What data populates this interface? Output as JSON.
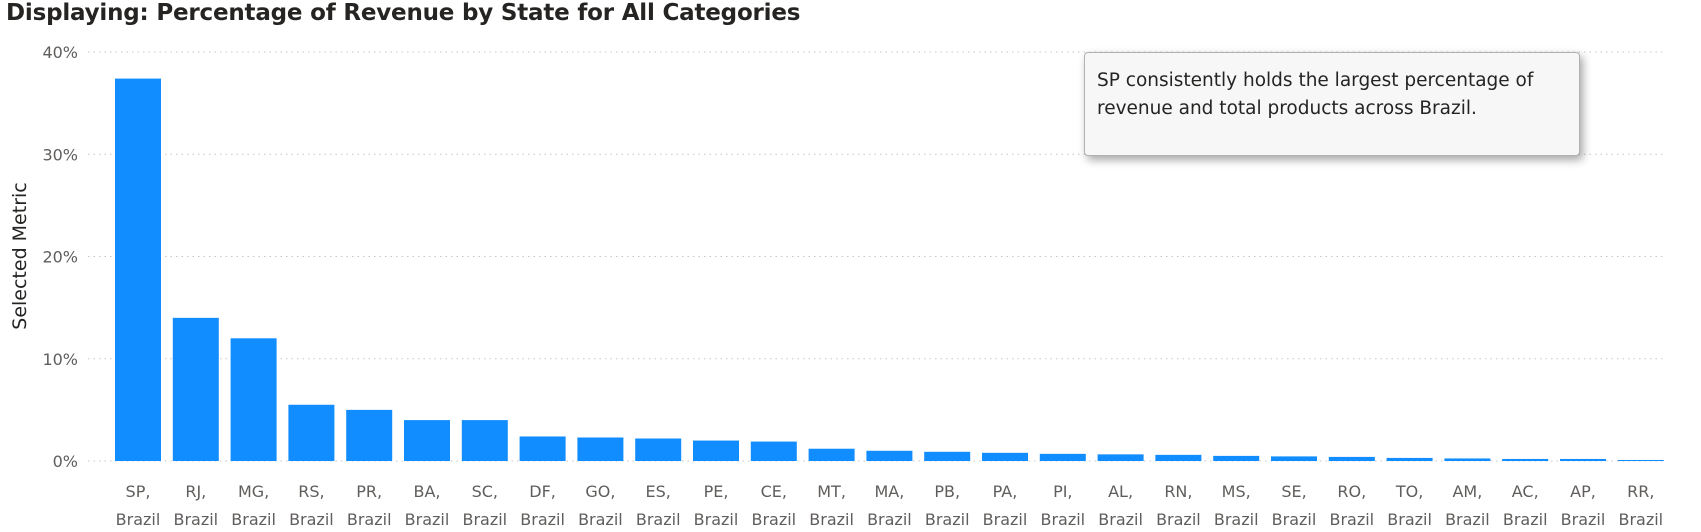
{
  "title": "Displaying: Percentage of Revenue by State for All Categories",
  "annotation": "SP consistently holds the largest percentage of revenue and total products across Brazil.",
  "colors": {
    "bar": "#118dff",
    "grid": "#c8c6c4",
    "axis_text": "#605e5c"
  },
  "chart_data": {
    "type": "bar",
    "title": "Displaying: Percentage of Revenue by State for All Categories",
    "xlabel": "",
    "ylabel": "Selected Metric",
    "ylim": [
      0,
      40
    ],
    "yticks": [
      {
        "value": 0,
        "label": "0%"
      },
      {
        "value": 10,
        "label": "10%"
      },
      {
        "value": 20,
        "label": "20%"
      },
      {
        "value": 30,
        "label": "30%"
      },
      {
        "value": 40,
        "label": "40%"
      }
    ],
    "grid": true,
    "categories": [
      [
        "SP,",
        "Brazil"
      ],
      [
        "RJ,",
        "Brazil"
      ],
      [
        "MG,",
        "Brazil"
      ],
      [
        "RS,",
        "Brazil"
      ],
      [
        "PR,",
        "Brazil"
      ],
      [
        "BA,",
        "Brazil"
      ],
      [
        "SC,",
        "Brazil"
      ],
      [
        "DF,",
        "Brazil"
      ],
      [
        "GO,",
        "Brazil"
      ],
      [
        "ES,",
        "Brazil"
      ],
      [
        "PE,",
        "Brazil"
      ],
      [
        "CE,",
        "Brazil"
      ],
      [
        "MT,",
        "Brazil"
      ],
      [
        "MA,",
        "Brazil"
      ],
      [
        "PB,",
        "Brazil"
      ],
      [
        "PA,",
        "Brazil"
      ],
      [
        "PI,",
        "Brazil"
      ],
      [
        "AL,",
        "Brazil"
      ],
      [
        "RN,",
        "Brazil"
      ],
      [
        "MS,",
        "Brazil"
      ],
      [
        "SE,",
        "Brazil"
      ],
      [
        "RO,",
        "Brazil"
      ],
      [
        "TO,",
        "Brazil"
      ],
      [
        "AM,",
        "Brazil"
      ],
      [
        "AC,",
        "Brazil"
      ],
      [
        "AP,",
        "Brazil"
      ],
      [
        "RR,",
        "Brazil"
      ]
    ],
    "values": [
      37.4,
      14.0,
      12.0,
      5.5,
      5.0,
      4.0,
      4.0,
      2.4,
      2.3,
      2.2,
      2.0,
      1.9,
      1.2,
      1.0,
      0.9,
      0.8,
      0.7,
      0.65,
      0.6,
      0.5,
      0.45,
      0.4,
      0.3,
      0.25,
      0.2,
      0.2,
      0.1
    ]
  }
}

* * *

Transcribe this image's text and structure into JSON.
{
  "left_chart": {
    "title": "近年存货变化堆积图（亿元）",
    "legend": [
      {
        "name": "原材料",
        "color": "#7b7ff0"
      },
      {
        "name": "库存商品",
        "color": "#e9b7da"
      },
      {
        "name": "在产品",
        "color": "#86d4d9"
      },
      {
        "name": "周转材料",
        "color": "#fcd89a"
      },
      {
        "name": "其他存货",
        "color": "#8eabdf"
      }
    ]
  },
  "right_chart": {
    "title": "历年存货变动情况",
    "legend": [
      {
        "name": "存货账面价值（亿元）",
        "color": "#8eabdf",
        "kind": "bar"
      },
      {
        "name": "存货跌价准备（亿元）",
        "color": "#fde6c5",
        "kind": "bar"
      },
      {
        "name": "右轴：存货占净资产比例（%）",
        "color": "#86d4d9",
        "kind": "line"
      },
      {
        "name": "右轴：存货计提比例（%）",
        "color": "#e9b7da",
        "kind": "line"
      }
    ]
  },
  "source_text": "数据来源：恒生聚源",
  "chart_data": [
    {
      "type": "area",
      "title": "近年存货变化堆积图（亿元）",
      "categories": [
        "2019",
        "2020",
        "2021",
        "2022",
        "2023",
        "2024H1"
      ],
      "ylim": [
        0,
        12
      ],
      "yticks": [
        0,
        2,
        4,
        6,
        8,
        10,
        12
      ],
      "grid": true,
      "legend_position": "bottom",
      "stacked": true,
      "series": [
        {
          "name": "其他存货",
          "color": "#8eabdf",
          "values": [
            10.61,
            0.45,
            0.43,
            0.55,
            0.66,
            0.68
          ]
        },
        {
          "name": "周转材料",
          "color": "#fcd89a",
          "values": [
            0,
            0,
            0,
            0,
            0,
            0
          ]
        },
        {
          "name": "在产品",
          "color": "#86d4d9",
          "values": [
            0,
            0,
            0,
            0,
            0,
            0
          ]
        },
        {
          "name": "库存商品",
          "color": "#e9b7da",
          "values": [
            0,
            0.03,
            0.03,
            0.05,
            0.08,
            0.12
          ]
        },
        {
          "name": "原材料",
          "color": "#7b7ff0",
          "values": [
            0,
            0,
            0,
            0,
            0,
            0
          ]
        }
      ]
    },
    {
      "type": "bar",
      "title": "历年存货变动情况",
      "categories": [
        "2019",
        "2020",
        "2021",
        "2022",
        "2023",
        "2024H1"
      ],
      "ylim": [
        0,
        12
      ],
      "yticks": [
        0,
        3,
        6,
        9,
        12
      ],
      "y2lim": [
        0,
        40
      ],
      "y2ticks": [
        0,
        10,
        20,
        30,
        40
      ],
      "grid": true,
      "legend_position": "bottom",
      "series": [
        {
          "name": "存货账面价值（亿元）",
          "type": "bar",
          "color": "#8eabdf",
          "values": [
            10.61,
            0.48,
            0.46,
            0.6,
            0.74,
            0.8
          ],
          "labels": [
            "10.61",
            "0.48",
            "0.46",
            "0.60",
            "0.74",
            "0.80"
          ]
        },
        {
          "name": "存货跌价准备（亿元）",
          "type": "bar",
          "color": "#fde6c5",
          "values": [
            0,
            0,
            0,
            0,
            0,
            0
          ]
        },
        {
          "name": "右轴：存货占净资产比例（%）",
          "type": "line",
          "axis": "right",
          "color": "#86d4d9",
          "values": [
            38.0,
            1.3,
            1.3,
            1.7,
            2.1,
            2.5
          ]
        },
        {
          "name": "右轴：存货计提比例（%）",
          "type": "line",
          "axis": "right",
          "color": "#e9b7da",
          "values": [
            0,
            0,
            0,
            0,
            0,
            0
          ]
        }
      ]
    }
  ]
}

* * *

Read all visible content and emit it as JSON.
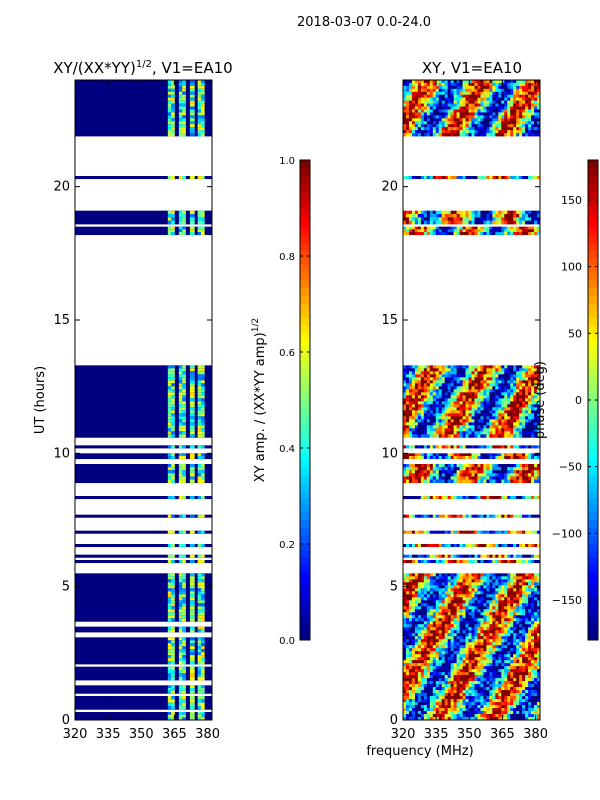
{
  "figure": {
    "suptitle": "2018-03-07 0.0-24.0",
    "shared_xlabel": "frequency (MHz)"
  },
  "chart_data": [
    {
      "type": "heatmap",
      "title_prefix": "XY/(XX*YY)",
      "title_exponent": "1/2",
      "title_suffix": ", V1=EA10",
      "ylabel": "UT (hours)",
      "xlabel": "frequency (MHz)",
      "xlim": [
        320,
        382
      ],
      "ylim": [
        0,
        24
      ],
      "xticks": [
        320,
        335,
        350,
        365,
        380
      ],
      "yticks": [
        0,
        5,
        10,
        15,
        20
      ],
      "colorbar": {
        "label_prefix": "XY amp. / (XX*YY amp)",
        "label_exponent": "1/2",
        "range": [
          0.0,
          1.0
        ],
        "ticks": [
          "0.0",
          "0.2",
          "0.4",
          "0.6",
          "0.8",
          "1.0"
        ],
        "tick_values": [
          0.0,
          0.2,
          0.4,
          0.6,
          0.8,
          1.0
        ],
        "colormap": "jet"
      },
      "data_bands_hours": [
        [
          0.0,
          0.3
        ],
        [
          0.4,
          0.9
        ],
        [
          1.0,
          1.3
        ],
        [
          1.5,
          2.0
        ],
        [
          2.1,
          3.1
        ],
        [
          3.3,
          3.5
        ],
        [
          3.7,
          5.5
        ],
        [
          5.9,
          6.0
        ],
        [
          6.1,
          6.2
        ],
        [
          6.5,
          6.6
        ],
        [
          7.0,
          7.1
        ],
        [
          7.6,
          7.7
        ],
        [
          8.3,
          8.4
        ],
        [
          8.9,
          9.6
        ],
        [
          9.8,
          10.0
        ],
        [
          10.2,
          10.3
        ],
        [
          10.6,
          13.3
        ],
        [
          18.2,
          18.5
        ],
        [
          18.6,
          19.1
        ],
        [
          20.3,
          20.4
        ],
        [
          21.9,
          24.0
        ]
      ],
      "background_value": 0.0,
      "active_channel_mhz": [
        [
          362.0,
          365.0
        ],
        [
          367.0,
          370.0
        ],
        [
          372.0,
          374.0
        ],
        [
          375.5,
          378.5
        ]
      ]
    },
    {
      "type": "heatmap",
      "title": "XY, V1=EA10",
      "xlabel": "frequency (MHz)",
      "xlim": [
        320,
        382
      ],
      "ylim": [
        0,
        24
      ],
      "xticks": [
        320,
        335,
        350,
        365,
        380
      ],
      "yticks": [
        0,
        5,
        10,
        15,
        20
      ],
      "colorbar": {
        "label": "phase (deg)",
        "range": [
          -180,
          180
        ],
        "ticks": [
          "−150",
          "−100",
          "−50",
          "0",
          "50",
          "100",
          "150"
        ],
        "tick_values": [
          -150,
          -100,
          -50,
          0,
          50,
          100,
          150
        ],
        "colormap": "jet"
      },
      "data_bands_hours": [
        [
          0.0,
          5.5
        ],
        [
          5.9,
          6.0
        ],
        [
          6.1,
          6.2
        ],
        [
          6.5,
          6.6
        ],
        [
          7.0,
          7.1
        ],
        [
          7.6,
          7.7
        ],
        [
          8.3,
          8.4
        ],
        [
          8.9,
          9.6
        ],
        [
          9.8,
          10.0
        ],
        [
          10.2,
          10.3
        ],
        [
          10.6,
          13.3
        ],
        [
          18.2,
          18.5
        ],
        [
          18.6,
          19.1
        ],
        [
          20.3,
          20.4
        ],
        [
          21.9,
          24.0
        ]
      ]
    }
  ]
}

◆ **INSTRUCTIONS FOR THE TASK**: Tally the lines above containing "近年存货变化堆积图". Answer with the count only.

◆ **SOLVED EXERCISE**: 2